──────── Given data

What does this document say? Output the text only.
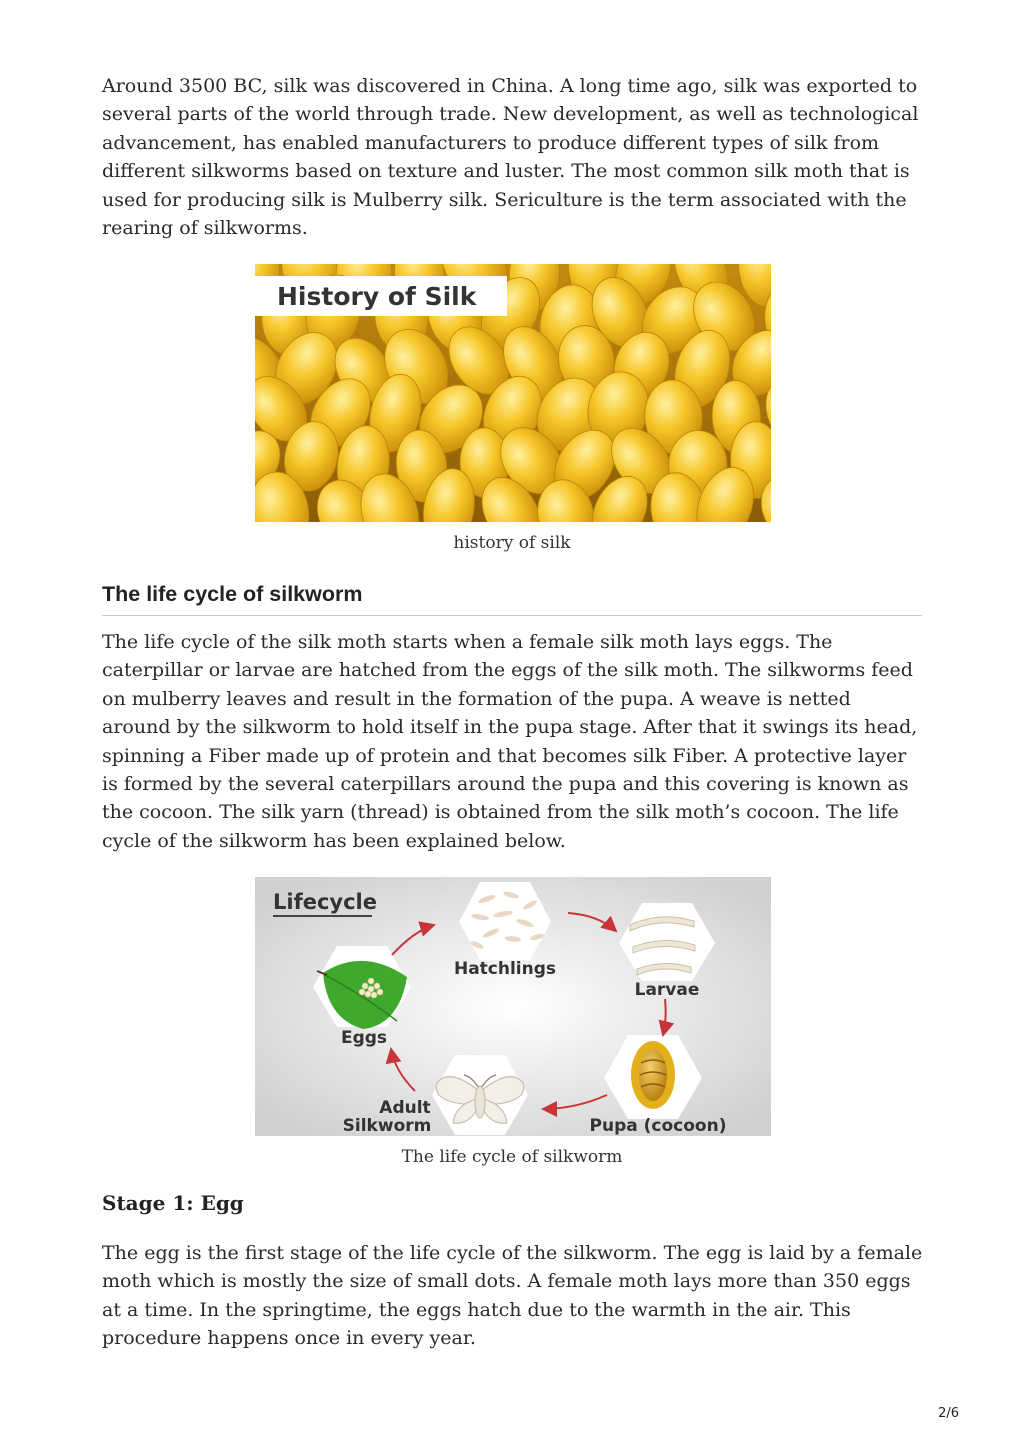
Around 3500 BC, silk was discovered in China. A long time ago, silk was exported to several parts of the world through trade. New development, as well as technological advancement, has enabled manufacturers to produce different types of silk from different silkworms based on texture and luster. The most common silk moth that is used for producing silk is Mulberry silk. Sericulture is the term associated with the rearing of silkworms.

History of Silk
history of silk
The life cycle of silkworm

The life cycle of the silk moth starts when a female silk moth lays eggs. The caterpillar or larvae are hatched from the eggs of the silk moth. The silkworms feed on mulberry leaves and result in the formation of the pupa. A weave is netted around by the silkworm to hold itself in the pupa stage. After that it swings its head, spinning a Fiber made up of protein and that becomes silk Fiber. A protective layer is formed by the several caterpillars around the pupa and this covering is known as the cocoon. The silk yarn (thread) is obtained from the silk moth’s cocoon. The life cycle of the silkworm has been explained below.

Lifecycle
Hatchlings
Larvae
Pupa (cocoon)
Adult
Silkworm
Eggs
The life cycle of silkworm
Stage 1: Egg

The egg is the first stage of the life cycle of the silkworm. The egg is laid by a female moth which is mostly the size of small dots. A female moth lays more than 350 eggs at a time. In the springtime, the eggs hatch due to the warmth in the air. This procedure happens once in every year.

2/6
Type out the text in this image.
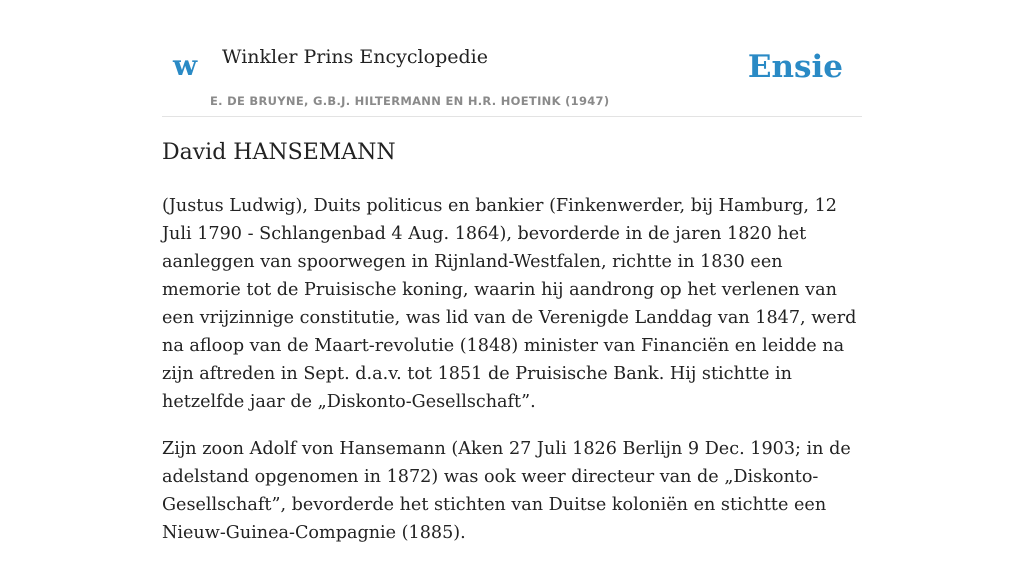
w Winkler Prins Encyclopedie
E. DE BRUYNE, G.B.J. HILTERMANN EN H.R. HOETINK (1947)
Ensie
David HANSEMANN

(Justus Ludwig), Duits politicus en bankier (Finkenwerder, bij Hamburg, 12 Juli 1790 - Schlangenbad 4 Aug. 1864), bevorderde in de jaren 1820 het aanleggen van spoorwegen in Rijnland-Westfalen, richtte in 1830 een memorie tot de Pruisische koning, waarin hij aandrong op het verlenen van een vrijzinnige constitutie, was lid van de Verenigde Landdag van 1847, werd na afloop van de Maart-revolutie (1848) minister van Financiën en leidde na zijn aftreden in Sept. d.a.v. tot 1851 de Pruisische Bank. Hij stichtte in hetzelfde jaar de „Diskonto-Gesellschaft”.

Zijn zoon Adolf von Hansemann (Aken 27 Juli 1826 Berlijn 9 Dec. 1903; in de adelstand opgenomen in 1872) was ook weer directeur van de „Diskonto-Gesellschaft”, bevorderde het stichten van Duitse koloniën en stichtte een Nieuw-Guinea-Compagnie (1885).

────────────────
──────── Given data

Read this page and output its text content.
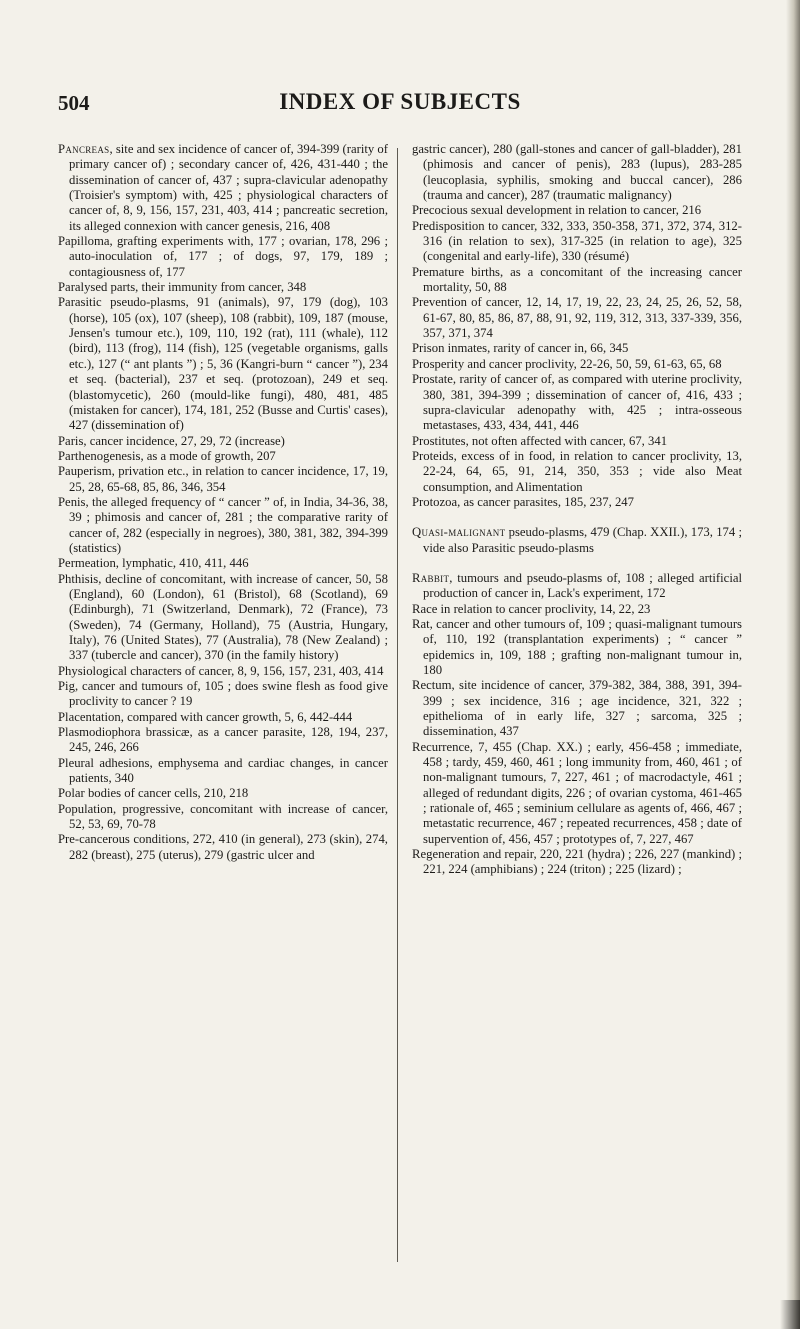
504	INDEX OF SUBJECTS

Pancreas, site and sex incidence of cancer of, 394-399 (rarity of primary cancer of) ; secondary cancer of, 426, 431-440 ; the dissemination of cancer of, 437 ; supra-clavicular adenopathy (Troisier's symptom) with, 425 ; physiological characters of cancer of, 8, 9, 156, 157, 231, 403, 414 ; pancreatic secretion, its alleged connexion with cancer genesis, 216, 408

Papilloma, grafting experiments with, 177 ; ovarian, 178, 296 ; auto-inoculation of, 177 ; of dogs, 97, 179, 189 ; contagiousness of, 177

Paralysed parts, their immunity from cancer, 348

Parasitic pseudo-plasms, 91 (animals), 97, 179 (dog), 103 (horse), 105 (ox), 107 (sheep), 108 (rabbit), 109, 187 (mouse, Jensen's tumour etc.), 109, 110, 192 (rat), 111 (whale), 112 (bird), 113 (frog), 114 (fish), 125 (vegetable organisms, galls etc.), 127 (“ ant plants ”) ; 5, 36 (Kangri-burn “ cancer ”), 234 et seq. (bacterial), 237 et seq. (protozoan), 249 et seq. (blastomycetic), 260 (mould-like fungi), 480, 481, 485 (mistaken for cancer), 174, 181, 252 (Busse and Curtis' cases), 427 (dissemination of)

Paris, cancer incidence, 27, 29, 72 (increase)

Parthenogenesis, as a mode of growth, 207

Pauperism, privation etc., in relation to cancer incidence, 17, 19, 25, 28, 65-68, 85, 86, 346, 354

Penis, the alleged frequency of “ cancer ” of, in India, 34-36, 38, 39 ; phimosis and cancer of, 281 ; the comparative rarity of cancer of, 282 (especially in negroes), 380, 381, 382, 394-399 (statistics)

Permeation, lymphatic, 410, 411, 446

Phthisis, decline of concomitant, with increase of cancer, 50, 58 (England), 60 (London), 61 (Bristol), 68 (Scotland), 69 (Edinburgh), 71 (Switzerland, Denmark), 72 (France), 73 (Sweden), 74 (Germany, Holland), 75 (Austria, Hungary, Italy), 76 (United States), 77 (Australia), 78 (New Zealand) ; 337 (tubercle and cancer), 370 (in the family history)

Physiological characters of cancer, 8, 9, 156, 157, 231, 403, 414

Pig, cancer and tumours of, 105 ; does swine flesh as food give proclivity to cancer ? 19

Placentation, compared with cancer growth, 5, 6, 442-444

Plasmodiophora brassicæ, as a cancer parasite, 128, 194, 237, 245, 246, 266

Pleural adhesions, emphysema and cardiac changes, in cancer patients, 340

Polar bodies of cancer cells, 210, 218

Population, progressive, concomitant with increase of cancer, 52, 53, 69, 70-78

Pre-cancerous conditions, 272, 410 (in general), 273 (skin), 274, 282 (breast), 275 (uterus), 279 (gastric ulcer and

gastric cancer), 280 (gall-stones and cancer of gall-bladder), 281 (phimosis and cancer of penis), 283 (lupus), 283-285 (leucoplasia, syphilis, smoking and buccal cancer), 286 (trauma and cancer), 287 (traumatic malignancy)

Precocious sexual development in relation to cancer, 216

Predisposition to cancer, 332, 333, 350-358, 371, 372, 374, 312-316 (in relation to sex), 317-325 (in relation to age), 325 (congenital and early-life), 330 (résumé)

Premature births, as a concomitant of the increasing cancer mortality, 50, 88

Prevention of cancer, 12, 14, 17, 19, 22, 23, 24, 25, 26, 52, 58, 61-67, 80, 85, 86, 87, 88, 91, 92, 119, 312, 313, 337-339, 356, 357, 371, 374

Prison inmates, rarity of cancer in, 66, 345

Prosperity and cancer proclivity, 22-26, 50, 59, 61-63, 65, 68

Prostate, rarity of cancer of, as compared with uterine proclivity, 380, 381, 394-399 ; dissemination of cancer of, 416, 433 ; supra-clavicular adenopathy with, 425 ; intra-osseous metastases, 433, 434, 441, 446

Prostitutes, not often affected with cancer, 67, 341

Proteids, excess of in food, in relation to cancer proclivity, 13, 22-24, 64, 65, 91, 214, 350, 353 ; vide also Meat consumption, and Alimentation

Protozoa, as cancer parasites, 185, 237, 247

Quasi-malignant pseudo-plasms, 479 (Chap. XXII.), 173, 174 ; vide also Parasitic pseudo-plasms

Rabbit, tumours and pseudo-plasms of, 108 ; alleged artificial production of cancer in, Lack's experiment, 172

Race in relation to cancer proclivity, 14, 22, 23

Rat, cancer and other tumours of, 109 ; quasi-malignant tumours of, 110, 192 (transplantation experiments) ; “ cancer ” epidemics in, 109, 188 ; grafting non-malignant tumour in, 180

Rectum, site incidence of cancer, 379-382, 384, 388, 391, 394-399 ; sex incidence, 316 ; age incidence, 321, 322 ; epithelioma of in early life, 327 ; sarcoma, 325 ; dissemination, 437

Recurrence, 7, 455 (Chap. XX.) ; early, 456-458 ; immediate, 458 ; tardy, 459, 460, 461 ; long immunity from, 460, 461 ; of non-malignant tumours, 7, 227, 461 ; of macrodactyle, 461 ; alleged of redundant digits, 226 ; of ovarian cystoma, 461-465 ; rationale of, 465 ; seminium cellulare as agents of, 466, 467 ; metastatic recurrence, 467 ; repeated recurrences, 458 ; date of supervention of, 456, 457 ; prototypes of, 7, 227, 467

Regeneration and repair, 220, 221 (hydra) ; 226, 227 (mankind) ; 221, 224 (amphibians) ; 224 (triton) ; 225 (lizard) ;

────────────────

• Exercise directions
The lines you need are those with the word "compared"; list them from the entries.

• Your response
Placentation, compared with cancer growth, 5, 6, 442-444
Prostate, rarity of cancer of, as compared with uterine proclivity, 380, 381, 394-399 ; dissemination of cancer of, 416, 433 ; supra-clavicular adenopathy with, 425 ; intra-osseous metastases, 433, 434, 441, 446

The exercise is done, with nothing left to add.